Goal:
The listing below is to be output in its exact form.

Stored items from a collection:
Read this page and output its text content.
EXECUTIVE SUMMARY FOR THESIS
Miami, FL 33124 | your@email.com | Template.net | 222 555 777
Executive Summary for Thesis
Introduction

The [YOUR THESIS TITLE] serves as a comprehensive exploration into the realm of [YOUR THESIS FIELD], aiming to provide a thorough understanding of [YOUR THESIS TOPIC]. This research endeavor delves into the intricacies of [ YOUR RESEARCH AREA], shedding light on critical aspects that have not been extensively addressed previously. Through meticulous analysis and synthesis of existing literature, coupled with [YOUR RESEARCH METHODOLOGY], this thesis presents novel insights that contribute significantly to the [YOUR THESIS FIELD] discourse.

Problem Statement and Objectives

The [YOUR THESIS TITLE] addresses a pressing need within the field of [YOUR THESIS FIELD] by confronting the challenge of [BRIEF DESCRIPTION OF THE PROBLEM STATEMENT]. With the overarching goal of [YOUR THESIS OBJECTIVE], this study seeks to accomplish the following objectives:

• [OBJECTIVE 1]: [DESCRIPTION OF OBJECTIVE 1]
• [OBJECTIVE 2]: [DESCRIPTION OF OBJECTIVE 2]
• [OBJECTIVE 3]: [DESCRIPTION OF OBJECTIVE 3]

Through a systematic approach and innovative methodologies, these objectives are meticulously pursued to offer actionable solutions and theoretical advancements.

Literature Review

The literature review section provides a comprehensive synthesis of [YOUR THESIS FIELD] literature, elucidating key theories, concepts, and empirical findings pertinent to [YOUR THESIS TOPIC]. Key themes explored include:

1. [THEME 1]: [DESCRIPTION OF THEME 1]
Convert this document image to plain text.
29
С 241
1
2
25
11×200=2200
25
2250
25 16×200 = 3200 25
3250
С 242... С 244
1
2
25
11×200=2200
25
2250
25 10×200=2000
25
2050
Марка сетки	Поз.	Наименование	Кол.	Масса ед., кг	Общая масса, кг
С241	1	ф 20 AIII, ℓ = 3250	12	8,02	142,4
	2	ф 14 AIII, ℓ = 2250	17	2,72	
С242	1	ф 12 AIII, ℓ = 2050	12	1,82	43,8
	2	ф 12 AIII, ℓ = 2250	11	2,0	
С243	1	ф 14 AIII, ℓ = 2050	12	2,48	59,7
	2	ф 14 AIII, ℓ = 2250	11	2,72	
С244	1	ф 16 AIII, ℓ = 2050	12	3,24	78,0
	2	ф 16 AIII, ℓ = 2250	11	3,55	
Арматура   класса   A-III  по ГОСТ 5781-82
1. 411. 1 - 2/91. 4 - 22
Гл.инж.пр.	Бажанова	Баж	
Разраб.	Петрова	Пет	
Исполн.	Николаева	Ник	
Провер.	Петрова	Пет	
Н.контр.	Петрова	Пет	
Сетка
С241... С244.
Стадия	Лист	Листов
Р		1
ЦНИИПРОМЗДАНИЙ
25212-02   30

Answer:
Read this page and output its text content.
EXECUTIVE SUMMARY FOR THESIS
Miami, FL 33124 | your@email.com | Template.net | 222 555 777
Executive Summary for Thesis
Introduction

The [YOUR THESIS TITLE] serves as a comprehensive exploration into the realm of [YOUR THESIS FIELD], aiming to provide a thorough understanding of [YOUR THESIS TOPIC]. This research endeavor delves into the intricacies of [ YOUR RESEARCH AREA], shedding light on critical aspects that have not been extensively addressed previously. Through meticulous analysis and synthesis of existing literature, coupled with [YOUR RESEARCH METHODOLOGY], this thesis presents novel insights that contribute significantly to the [YOUR THESIS FIELD] discourse.

Problem Statement and Objectives

The [YOUR THESIS TITLE] addresses a pressing need within the field of [YOUR THESIS FIELD] by confronting the challenge of [BRIEF DESCRIPTION OF THE PROBLEM STATEMENT]. With the overarching goal of [YOUR THESIS OBJECTIVE], this study seeks to accomplish the following objectives:

• [OBJECTIVE 1]: [DESCRIPTION OF OBJECTIVE 1]
• [OBJECTIVE 2]: [DESCRIPTION OF OBJECTIVE 2]
• [OBJECTIVE 3]: [DESCRIPTION OF OBJECTIVE 3]

Through a systematic approach and innovative methodologies, these objectives are meticulously pursued to offer actionable solutions and theoretical advancements.

Literature Review

The literature review section provides a comprehensive synthesis of [YOUR THESIS FIELD] literature, elucidating key theories, concepts, and empirical findings pertinent to [YOUR THESIS TOPIC]. Key themes explored include:

1. [THEME 1]: [DESCRIPTION OF THEME 1]
Convert this document image to plain text.
29
С 241
1
2
25
11×200=2200
25
2250
25 16×200 = 3200 25
3250
С 242... С 244
1
2
25
11×200=2200
25
2250
25 10×200=2000
25
2050
Марка сетки	Поз.	Наименование	Кол.	Масса ед., кг	Общая масса, кг
С241	1	ф 20 AIII, ℓ = 3250	12	8,02	142,4
	2	ф 14 AIII, ℓ = 2250	17	2,72	
С242	1	ф 12 AIII, ℓ = 2050	12	1,82	43,8
	2	ф 12 AIII, ℓ = 2250	11	2,0	
С243	1	ф 14 AIII, ℓ = 2050	12	2,48	59,7
	2	ф 14 AIII, ℓ = 2250	11	2,72	
С244	1	ф 16 AIII, ℓ = 2050	12	3,24	78,0
	2	ф 16 AIII, ℓ = 2250	11	3,55	
Арматура   класса   A-III  по ГОСТ 5781-82
1. 411. 1 - 2/91. 4 - 22
Гл.инж.пр.	Бажанова	Баж	
Разраб.	Петрова	Пет	
Исполн.	Николаева	Ник	
Провер.	Петрова	Пет	
Н.контр.	Петрова	Пет	
Сетка
С241... С244.
Стадия	Лист	Листов
Р		1
ЦНИИПРОМЗДАНИЙ
25212-02   30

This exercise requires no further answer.